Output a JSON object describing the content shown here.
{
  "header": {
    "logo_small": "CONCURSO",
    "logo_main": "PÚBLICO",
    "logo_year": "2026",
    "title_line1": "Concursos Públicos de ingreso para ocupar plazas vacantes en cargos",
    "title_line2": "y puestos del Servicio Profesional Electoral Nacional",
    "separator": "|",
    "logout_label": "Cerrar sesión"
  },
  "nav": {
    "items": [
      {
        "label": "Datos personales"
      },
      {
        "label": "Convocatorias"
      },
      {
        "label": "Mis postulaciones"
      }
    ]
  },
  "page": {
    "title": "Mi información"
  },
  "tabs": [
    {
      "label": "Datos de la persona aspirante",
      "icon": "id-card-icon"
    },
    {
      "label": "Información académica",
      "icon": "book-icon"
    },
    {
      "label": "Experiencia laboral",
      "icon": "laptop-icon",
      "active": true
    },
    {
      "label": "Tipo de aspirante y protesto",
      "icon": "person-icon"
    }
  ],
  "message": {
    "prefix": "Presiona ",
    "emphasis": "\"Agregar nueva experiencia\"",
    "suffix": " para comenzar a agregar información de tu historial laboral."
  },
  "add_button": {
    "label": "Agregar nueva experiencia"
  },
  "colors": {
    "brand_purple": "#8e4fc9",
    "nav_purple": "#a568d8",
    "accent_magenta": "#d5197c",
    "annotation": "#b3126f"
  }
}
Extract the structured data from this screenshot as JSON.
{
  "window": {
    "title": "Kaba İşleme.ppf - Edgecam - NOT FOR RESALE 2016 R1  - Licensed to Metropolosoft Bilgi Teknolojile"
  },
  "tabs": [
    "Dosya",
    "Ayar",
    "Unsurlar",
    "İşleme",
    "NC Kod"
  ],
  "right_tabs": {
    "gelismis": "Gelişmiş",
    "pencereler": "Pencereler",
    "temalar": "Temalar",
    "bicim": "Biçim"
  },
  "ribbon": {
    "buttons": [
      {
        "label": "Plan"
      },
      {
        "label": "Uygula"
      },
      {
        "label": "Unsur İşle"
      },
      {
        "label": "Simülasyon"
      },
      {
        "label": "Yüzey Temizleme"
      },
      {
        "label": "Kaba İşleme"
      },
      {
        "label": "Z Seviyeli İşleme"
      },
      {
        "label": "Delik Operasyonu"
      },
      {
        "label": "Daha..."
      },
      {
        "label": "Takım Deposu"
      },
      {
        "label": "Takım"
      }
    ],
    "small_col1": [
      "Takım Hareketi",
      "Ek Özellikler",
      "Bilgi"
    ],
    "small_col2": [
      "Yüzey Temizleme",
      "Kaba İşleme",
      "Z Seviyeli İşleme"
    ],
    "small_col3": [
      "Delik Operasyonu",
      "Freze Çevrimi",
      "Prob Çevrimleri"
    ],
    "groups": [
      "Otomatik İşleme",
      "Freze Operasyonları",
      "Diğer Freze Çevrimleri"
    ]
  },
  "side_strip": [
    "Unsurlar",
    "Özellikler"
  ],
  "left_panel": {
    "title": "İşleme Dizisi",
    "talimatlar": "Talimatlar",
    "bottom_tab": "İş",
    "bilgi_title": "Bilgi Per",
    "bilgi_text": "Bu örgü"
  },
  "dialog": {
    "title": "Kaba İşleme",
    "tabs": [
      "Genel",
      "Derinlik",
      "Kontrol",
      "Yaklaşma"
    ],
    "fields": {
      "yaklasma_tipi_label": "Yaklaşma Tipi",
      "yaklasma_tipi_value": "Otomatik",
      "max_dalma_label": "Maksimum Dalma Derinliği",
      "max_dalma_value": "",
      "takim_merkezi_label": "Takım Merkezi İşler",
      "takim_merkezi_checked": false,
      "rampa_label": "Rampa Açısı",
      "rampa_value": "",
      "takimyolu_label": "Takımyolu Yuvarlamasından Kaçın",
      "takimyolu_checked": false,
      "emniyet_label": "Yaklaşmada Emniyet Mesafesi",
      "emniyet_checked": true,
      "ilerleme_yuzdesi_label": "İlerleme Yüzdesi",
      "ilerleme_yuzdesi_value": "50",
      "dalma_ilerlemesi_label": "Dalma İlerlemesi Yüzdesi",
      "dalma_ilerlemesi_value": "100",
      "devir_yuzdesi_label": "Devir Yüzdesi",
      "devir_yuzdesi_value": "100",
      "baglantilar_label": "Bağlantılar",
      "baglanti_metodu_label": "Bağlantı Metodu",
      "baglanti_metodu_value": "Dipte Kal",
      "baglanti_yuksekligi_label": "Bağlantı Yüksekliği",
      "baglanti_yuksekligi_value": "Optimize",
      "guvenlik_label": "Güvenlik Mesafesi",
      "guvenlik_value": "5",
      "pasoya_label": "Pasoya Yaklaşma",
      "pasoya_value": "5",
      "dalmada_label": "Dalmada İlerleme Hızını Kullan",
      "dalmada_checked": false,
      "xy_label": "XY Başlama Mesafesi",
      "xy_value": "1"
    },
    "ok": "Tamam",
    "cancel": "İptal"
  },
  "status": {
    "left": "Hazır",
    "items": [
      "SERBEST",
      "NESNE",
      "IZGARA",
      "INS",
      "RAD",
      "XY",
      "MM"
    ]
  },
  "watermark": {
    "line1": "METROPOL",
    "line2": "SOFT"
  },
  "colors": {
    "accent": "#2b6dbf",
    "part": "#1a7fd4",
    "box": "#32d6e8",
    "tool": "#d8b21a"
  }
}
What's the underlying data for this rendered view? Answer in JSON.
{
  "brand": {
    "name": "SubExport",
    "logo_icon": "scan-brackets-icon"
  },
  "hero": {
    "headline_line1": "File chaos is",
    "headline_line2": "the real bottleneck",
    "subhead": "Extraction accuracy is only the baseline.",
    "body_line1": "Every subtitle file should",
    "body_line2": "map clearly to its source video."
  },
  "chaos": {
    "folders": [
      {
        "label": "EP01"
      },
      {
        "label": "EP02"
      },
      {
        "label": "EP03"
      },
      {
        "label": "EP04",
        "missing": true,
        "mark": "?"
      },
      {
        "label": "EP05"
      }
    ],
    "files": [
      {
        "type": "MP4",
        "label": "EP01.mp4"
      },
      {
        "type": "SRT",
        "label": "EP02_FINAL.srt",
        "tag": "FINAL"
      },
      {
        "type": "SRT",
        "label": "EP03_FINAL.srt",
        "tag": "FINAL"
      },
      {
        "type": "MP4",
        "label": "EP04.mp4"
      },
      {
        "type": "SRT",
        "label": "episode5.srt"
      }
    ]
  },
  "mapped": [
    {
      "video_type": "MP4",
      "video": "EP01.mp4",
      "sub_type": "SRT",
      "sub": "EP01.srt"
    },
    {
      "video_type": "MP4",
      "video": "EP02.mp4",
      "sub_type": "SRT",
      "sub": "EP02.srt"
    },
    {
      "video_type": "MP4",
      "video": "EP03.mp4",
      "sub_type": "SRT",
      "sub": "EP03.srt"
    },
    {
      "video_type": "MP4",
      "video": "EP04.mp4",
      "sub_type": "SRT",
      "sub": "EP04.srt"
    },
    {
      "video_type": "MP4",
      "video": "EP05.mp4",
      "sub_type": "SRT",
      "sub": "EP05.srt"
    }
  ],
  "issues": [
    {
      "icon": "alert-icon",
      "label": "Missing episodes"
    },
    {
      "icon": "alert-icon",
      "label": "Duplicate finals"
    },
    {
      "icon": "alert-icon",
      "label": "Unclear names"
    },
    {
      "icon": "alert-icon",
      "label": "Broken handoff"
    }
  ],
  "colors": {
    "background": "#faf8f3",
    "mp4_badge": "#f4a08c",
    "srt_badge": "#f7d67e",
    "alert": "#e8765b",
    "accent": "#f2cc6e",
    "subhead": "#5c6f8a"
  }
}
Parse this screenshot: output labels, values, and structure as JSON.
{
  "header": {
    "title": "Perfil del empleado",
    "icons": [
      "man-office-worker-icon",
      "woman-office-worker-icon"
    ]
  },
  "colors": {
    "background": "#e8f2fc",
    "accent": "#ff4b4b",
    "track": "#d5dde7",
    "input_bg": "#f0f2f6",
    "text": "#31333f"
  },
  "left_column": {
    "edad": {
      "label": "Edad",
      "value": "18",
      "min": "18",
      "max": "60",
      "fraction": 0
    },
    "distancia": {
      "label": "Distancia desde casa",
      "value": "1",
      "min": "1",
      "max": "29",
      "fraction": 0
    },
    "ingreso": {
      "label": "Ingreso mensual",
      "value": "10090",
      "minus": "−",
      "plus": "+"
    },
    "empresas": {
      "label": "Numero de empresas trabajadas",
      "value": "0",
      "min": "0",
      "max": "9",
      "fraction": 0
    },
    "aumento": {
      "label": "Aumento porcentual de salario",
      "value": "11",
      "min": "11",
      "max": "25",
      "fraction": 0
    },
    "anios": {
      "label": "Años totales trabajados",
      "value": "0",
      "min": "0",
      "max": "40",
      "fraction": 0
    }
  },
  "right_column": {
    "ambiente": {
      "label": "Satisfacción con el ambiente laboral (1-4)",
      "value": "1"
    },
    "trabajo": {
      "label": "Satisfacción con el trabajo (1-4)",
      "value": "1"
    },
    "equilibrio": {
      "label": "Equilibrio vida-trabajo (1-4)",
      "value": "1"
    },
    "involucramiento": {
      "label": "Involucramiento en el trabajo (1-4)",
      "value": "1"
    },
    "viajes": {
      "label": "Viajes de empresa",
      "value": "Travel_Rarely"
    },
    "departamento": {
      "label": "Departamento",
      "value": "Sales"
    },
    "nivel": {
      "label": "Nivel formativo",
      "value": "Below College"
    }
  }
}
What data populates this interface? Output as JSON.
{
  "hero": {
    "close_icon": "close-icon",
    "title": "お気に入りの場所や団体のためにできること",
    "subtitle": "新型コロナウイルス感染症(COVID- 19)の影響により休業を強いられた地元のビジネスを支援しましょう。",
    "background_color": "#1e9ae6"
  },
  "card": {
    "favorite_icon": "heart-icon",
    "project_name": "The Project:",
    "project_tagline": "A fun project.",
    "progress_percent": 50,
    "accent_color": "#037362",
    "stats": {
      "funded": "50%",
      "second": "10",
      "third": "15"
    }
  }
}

== == ==

* Given problem: Search the records for the word "Operasyonu". Copy every line that has it.

* Response to the exercise:
        "label": "Delik Operasyonu"
      "Delik Operasyonu",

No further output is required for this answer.